» **Excerpted data**:
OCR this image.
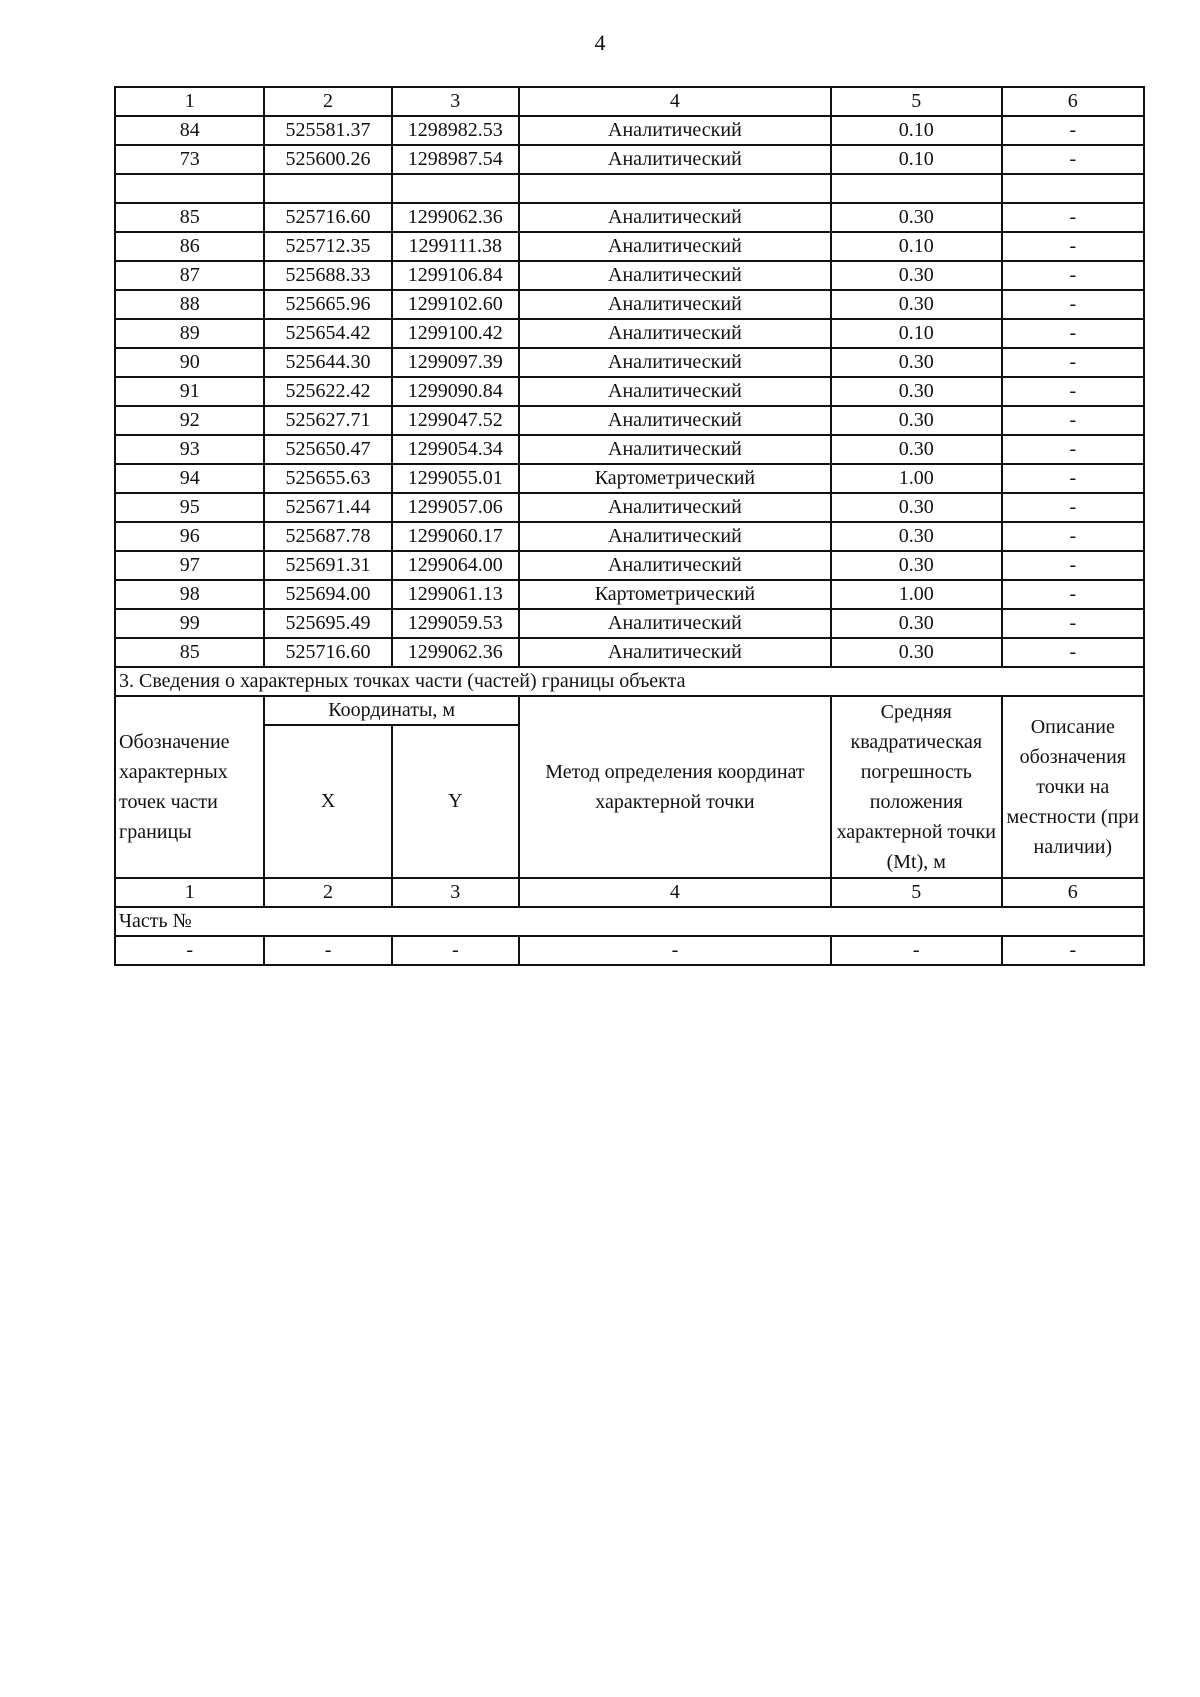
4
1	2	3	4	5	6
84	525581.37	1298982.53	Аналитический	0.10	-
73	525600.26	1298987.54	Аналитический	0.10	-

85	525716.60	1299062.36	Аналитический	0.30	-
86	525712.35	1299111.38	Аналитический	0.10	-
87	525688.33	1299106.84	Аналитический	0.30	-
88	525665.96	1299102.60	Аналитический	0.30	-
89	525654.42	1299100.42	Аналитический	0.10	-
90	525644.30	1299097.39	Аналитический	0.30	-
91	525622.42	1299090.84	Аналитический	0.30	-
92	525627.71	1299047.52	Аналитический	0.30	-
93	525650.47	1299054.34	Аналитический	0.30	-
94	525655.63	1299055.01	Картометрический	1.00	-
95	525671.44	1299057.06	Аналитический	0.30	-
96	525687.78	1299060.17	Аналитический	0.30	-
97	525691.31	1299064.00	Аналитический	0.30	-
98	525694.00	1299061.13	Картометрический	1.00	-
99	525695.49	1299059.53	Аналитический	0.30	-
85	525716.60	1299062.36	Аналитический	0.30	-
3. Сведения о характерных точках части (частей) границы объекта					
Обозначение характерных точек части границы	Координаты, м		Метод определения координат характерной точки	Средняя квадратическая погрешность положения характерной точки (Mt), м	Описание обозначения точки на местности (при наличии)
	X	Y			
1	2	3	4	5	6
Часть №					
-	-	-	-	-	-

» **Your objective**:
Report the count of lines in the entries that contain the string "характерных", and nothing besides it.

» **Exercise output**:
2